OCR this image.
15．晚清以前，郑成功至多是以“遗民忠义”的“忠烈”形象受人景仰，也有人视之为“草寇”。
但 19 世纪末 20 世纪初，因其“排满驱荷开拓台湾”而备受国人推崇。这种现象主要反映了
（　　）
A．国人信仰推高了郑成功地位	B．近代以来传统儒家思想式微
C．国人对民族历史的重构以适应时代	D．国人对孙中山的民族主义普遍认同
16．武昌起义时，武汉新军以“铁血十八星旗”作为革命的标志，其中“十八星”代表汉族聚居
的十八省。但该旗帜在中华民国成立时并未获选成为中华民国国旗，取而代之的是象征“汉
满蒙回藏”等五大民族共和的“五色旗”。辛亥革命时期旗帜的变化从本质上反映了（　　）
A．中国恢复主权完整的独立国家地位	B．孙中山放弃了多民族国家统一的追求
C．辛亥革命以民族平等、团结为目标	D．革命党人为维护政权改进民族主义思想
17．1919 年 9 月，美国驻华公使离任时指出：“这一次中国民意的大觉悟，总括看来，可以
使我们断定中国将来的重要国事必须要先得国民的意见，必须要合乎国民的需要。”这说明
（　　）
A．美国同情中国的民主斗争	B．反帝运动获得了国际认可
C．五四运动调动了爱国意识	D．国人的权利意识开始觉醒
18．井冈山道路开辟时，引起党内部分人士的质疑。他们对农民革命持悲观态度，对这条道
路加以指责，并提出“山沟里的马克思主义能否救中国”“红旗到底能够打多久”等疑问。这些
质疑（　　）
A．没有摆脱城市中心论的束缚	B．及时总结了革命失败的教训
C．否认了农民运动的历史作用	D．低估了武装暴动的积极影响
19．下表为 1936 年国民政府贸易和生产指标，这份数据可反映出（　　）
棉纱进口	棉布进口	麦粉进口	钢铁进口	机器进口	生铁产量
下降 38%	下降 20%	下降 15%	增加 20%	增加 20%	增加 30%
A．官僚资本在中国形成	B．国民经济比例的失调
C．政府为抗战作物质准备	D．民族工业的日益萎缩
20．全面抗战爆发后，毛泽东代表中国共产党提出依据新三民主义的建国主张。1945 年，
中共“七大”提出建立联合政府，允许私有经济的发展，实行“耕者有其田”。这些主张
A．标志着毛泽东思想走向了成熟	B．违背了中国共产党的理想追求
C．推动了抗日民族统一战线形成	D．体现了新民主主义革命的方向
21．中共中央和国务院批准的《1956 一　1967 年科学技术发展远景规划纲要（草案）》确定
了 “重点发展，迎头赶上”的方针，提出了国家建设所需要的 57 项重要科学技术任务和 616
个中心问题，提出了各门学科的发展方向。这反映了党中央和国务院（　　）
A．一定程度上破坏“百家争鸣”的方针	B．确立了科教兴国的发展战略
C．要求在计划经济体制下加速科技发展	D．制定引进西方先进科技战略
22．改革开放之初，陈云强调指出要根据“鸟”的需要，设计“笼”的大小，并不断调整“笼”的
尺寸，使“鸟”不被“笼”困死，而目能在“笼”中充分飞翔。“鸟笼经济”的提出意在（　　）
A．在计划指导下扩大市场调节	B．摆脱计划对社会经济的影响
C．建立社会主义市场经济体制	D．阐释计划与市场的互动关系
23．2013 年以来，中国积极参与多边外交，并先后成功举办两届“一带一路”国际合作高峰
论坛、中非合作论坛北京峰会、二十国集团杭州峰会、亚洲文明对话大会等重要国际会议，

--- Task brief ---
From the listing above, reproduce all the lines exactly.

--- Complete answer ---
OCR this image.
15．晚清以前，郑成功至多是以“遗民忠义”的“忠烈”形象受人景仰，也有人视之为“草寇”。
但 19 世纪末 20 世纪初，因其“排满驱荷开拓台湾”而备受国人推崇。这种现象主要反映了
（　　）
A．国人信仰推高了郑成功地位	B．近代以来传统儒家思想式微
C．国人对民族历史的重构以适应时代	D．国人对孙中山的民族主义普遍认同
16．武昌起义时，武汉新军以“铁血十八星旗”作为革命的标志，其中“十八星”代表汉族聚居
的十八省。但该旗帜在中华民国成立时并未获选成为中华民国国旗，取而代之的是象征“汉
满蒙回藏”等五大民族共和的“五色旗”。辛亥革命时期旗帜的变化从本质上反映了（　　）
A．中国恢复主权完整的独立国家地位	B．孙中山放弃了多民族国家统一的追求
C．辛亥革命以民族平等、团结为目标	D．革命党人为维护政权改进民族主义思想
17．1919 年 9 月，美国驻华公使离任时指出：“这一次中国民意的大觉悟，总括看来，可以
使我们断定中国将来的重要国事必须要先得国民的意见，必须要合乎国民的需要。”这说明
（　　）
A．美国同情中国的民主斗争	B．反帝运动获得了国际认可
C．五四运动调动了爱国意识	D．国人的权利意识开始觉醒
18．井冈山道路开辟时，引起党内部分人士的质疑。他们对农民革命持悲观态度，对这条道
路加以指责，并提出“山沟里的马克思主义能否救中国”“红旗到底能够打多久”等疑问。这些
质疑（　　）
A．没有摆脱城市中心论的束缚	B．及时总结了革命失败的教训
C．否认了农民运动的历史作用	D．低估了武装暴动的积极影响
19．下表为 1936 年国民政府贸易和生产指标，这份数据可反映出（　　）
棉纱进口	棉布进口	麦粉进口	钢铁进口	机器进口	生铁产量
下降 38%	下降 20%	下降 15%	增加 20%	增加 20%	增加 30%
A．官僚资本在中国形成	B．国民经济比例的失调
C．政府为抗战作物质准备	D．民族工业的日益萎缩
20．全面抗战爆发后，毛泽东代表中国共产党提出依据新三民主义的建国主张。1945 年，
中共“七大”提出建立联合政府，允许私有经济的发展，实行“耕者有其田”。这些主张
A．标志着毛泽东思想走向了成熟	B．违背了中国共产党的理想追求
C．推动了抗日民族统一战线形成	D．体现了新民主主义革命的方向
21．中共中央和国务院批准的《1956 一　1967 年科学技术发展远景规划纲要（草案）》确定
了 “重点发展，迎头赶上”的方针，提出了国家建设所需要的 57 项重要科学技术任务和 616
个中心问题，提出了各门学科的发展方向。这反映了党中央和国务院（　　）
A．一定程度上破坏“百家争鸣”的方针	B．确立了科教兴国的发展战略
C．要求在计划经济体制下加速科技发展	D．制定引进西方先进科技战略
22．改革开放之初，陈云强调指出要根据“鸟”的需要，设计“笼”的大小，并不断调整“笼”的
尺寸，使“鸟”不被“笼”困死，而目能在“笼”中充分飞翔。“鸟笼经济”的提出意在（　　）
A．在计划指导下扩大市场调节	B．摆脱计划对社会经济的影响
C．建立社会主义市场经济体制	D．阐释计划与市场的互动关系
23．2013 年以来，中国积极参与多边外交，并先后成功举办两届“一带一路”国际合作高峰
论坛、中非合作论坛北京峰会、二十国集团杭州峰会、亚洲文明对话大会等重要国际会议，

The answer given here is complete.